## Exercise description
Give the records back in full, exactly as they read.

-- Supplied information start --

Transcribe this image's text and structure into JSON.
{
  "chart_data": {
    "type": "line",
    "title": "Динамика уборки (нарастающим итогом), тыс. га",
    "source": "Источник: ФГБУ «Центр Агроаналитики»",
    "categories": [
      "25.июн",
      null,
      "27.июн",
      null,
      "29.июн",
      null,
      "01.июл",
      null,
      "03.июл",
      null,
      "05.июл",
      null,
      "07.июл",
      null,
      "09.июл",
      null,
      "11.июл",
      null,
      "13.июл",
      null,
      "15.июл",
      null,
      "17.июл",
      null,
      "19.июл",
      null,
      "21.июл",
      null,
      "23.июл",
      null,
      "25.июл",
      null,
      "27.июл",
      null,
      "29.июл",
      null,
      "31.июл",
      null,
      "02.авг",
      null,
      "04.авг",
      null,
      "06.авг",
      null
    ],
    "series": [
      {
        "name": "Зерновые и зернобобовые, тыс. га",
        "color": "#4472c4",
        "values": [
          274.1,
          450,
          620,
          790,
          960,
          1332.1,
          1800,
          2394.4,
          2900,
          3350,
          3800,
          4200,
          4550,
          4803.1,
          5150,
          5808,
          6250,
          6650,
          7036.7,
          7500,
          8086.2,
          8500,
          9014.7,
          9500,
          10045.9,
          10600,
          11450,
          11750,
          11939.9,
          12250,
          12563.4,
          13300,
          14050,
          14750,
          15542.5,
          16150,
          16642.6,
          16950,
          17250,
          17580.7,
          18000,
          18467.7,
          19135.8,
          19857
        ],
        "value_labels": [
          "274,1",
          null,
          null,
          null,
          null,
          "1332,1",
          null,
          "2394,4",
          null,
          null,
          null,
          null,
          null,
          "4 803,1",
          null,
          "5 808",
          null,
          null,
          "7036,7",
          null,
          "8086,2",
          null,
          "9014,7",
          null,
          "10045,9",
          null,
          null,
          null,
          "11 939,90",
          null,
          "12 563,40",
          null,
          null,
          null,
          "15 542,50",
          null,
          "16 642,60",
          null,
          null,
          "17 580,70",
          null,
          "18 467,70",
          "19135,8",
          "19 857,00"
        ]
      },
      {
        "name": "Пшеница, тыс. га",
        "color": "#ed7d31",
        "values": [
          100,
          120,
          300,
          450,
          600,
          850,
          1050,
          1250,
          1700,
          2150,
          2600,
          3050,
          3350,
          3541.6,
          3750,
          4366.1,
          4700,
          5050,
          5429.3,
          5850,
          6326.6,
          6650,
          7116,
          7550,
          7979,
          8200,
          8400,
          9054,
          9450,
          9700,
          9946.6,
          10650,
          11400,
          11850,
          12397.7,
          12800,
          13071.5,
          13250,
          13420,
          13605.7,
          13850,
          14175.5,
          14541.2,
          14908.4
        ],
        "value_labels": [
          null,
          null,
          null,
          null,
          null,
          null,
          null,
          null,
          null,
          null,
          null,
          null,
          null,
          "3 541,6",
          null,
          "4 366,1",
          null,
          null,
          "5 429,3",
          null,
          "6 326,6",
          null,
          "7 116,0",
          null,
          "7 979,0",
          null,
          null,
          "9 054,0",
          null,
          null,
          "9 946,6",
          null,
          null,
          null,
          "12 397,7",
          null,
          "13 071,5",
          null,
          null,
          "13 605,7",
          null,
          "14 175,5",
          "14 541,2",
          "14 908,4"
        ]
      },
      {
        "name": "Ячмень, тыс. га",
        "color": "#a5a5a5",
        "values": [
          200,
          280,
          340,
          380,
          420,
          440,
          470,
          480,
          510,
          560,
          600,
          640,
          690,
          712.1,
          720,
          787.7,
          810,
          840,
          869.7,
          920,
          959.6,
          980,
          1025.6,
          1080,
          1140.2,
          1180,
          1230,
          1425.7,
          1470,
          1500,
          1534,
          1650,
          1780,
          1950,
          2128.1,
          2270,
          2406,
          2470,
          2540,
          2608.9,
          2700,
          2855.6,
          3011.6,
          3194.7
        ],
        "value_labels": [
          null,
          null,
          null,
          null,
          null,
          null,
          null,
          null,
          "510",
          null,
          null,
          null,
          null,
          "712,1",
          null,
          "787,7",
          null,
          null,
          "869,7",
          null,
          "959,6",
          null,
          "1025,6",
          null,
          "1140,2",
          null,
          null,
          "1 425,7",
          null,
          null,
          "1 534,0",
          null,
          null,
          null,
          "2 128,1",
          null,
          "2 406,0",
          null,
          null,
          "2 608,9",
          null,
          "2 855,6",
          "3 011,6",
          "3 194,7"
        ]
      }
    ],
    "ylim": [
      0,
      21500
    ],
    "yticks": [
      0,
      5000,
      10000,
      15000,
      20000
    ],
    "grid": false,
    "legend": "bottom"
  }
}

-- Supplied information end --

## Answer to the problem
Transcribe this image's text and structure into JSON.
{
  "chart_data": {
    "type": "line",
    "title": "Динамика уборки (нарастающим итогом), тыс. га",
    "source": "Источник: ФГБУ «Центр Агроаналитики»",
    "categories": [
      "25.июн",
      null,
      "27.июн",
      null,
      "29.июн",
      null,
      "01.июл",
      null,
      "03.июл",
      null,
      "05.июл",
      null,
      "07.июл",
      null,
      "09.июл",
      null,
      "11.июл",
      null,
      "13.июл",
      null,
      "15.июл",
      null,
      "17.июл",
      null,
      "19.июл",
      null,
      "21.июл",
      null,
      "23.июл",
      null,
      "25.июл",
      null,
      "27.июл",
      null,
      "29.июл",
      null,
      "31.июл",
      null,
      "02.авг",
      null,
      "04.авг",
      null,
      "06.авг",
      null
    ],
    "series": [
      {
        "name": "Зерновые и зернобобовые, тыс. га",
        "color": "#4472c4",
        "values": [
          274.1,
          450,
          620,
          790,
          960,
          1332.1,
          1800,
          2394.4,
          2900,
          3350,
          3800,
          4200,
          4550,
          4803.1,
          5150,
          5808,
          6250,
          6650,
          7036.7,
          7500,
          8086.2,
          8500,
          9014.7,
          9500,
          10045.9,
          10600,
          11450,
          11750,
          11939.9,
          12250,
          12563.4,
          13300,
          14050,
          14750,
          15542.5,
          16150,
          16642.6,
          16950,
          17250,
          17580.7,
          18000,
          18467.7,
          19135.8,
          19857
        ],
        "value_labels": [
          "274,1",
          null,
          null,
          null,
          null,
          "1332,1",
          null,
          "2394,4",
          null,
          null,
          null,
          null,
          null,
          "4 803,1",
          null,
          "5 808",
          null,
          null,
          "7036,7",
          null,
          "8086,2",
          null,
          "9014,7",
          null,
          "10045,9",
          null,
          null,
          null,
          "11 939,90",
          null,
          "12 563,40",
          null,
          null,
          null,
          "15 542,50",
          null,
          "16 642,60",
          null,
          null,
          "17 580,70",
          null,
          "18 467,70",
          "19135,8",
          "19 857,00"
        ]
      },
      {
        "name": "Пшеница, тыс. га",
        "color": "#ed7d31",
        "values": [
          100,
          120,
          300,
          450,
          600,
          850,
          1050,
          1250,
          1700,
          2150,
          2600,
          3050,
          3350,
          3541.6,
          3750,
          4366.1,
          4700,
          5050,
          5429.3,
          5850,
          6326.6,
          6650,
          7116,
          7550,
          7979,
          8200,
          8400,
          9054,
          9450,
          9700,
          9946.6,
          10650,
          11400,
          11850,
          12397.7,
          12800,
          13071.5,
          13250,
          13420,
          13605.7,
          13850,
          14175.5,
          14541.2,
          14908.4
        ],
        "value_labels": [
          null,
          null,
          null,
          null,
          null,
          null,
          null,
          null,
          null,
          null,
          null,
          null,
          null,
          "3 541,6",
          null,
          "4 366,1",
          null,
          null,
          "5 429,3",
          null,
          "6 326,6",
          null,
          "7 116,0",
          null,
          "7 979,0",
          null,
          null,
          "9 054,0",
          null,
          null,
          "9 946,6",
          null,
          null,
          null,
          "12 397,7",
          null,
          "13 071,5",
          null,
          null,
          "13 605,7",
          null,
          "14 175,5",
          "14 541,2",
          "14 908,4"
        ]
      },
      {
        "name": "Ячмень, тыс. га",
        "color": "#a5a5a5",
        "values": [
          200,
          280,
          340,
          380,
          420,
          440,
          470,
          480,
          510,
          560,
          600,
          640,
          690,
          712.1,
          720,
          787.7,
          810,
          840,
          869.7,
          920,
          959.6,
          980,
          1025.6,
          1080,
          1140.2,
          1180,
          1230,
          1425.7,
          1470,
          1500,
          1534,
          1650,
          1780,
          1950,
          2128.1,
          2270,
          2406,
          2470,
          2540,
          2608.9,
          2700,
          2855.6,
          3011.6,
          3194.7
        ],
        "value_labels": [
          null,
          null,
          null,
          null,
          null,
          null,
          null,
          null,
          "510",
          null,
          null,
          null,
          null,
          "712,1",
          null,
          "787,7",
          null,
          null,
          "869,7",
          null,
          "959,6",
          null,
          "1025,6",
          null,
          "1140,2",
          null,
          null,
          "1 425,7",
          null,
          null,
          "1 534,0",
          null,
          null,
          null,
          "2 128,1",
          null,
          "2 406,0",
          null,
          null,
          "2 608,9",
          null,
          "2 855,6",
          "3 011,6",
          "3 194,7"
        ]
      }
    ],
    "ylim": [
      0,
      21500
    ],
    "yticks": [
      0,
      5000,
      10000,
      15000,
      20000
    ],
    "grid": false,
    "legend": "bottom"
  }
}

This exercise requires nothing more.